● **ФРАГМЕНТ СТРАНИЦЫ**:
● ● ● ●

Эта помешанность собирателя сокровищ, тем не менее, не является чем-то, что просто исчезает с ростом «нормального» капитализма или его патологическим отклонением. Скорее, она внутренне присуща ему: собиратель сокровищ становится триумфатором во время экономического кризиса. Во время кризиса не деньги – как можно было бы ожидать – лишаются своей стоимости, а мы узнаем «реальную» стоимость товаров; сами товары (олицетворение «реальной /потребительной/ стоимости») становятся бесполезными, поскольку их некому покупать.

… деньги внезапно и непосредственно превращаются из чисто идеального образа счетных денег в звонкую монету. Теперь они уже не могут быть замещены обыденным товаром. Потребительная стоимость товара теряет свое значение, а стоимость товара исчезает. Еще вчера буржуа, опьяненный расцветом промышленности, рассматривал деньги сквозь призму просветительской философии и объявлял их пустой видимостью: «Только товар деньги». «Только деньги товар!» — вопят сегодня те же самые буржуа во всех концах мирового рынка. <...> Во время кризиса противоположность между товаром и образом его стоимости, деньгами, вырастает в абсолютное противоречие.

Здесь важно то, что возводя деньги в ранг единственного подлинного товара («капиталист знает, что всякие товары, какими бы оборвышами они ни выглядели, как бы скверно они ни пахли, суть деньги в духе и истине, евреи внутреннего обрезания»), Маркс прибегает к данному апостолом Павлом идеальному определению христиан как «евреев внутреннего обрезания»: христиане не нуждаются в действительном внешнем обрезании (то есть в отказе от обычных товаров с их потребительными стоимостями и фиксации исключительно на деньгах), поскольку они знают, что все эти обычные товары уже «внутренне обрезаны», что истинная их сущность -деньги. Еще более важно здесь то, что Маркс описывает превращение денег в капитал в чисто гегельянских терминах превращения субстанции в субъект:

Однако на самом деле стоимость становится здесь субъектом некоторого процесса, в котором она, постоянно меняя денежную форму на товарную и обратно, сама изменяет свою величину, отталкивает себя как прибавочную стоимость от себя самой как первоначальной стоимости, самовозрастает. Ибо движение, в котором она присоединяет к себе прибавочную стоимость, есть ее собственное движение, следовательно, ее возрастание есть самовозрастание. Она получила магическую способность творить стоимость в силу того, что сама она есть стоимость. Она порождает живых детенышей или, по крайней мере, кладет золотые яйца.

● ● ● ●

● **ЗАДАНИЕ 1**: Замените в отрывке о деньгах во время кризиса слово «кризиса» на «упадка» и приведите этот отрывок заново, начиная со слов «Эта помешанность собирателя» и продолжая до слов «их некому покупать.» включительно.
● **ЗАДАНИЕ 2**: Продолжите отрывок о превращении денег в капитал у Маркса, начав сразу после его последнего предложения.

● **ИСХОДНЫЙ ФРАГМЕНТ**:

● ● ● ●

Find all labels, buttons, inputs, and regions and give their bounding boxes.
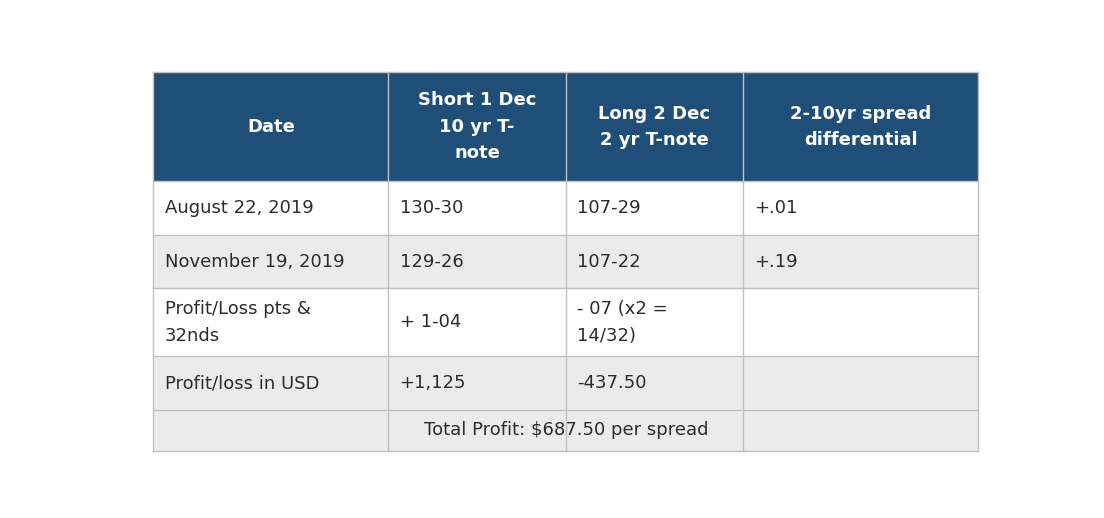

● ● ● ●

● **РЕЗУЛЬТАТ 1**:
Эта помешанность собирателя сокровищ, тем не менее, не является чем-то, что просто исчезает с ростом «нормального» капитализма или его патологическим отклонением. Скорее, она внутренне присуща ему: собиратель сокровищ становится триумфатором во время экономического упадка. Во время упадка не деньги – как можно было бы ожидать – лишаются своей стоимости, а мы узнаем «реальную» стоимость товаров; сами товары (олицетворение «реальной /потребительной/ стоимости») становятся бесполезными, поскольку их некому покупать.

● **РЕЗУЛЬТАТ 2**:
Если в простом обращении стоимость товаров в противовес их потребительной стоимости получала в лучшем случае самостоятельную форму денег, то здесь она внезапно выступает как саморазвивающаяся, как самодвижущаяся субстанция, для которой товары и деньги суть только формы. Более того. Вместо того чтобы выражать собою отношение товаров, она теперь вступает, так сказать, в частное отношение к самой себе. Она отличает себя как первоначальную стоимость от себя самой как прибавочной стоимости, подобно тому как бог-отец отличается от самого себя как бога-сына, хотя оба они одного возраста и в действительности составляют лишь одно лицо. Ибо лишь благодаря прибавочной стоимости в 10 ф. ст. авансированные 100 ф. ст. становятся капиталом, и, как только они стали им, как только родился сын, а через сына и отец, тотчас снова исчезает их различие, и оба они едино суть: 110 фунтов стерлингов.

Короче говоря, капитал – это деньги, которые являются теперь не простой субстанцией богатства, его универсальным воплощением, а стоимостью, которая посредством обращения порождает еще большую стоимость, стоимостью, которая опосредует/постулирует себя, ретроактивно полагая собственные исходные предпосылки. Сначала деньги появляются как простое средство обмена товаров: вместо бесконечного товарообмена сначала товар обменивается на универсальный эквивалент всех товаров, который можно обменять на любой товар, который нам только может понадобиться. Затем, после того как начинается обращение капитала, отношение переворачивается, средство становится самоцелью, то есть само прохождение через «материальную» область потребительной стоимости постулируется как момент того, что субстанциально является самодвижением капитана, — с этой минуты подлинной целью становится не удовлетворение потребностей индивидов, а простое умножение денег, бесконечное повторение обращения, как такового… Это загадочное круговое движение самополагания приравнивается к основополагающему христианскому догмату о тождестве Бога-Отца и его Сына, безупречной концепции, посредством которой Отец сам (без помощи женщины) порождает своего единственного сына и тем самым создает то, что в конечном счете можно назвать семьей с родителем-одиночкой.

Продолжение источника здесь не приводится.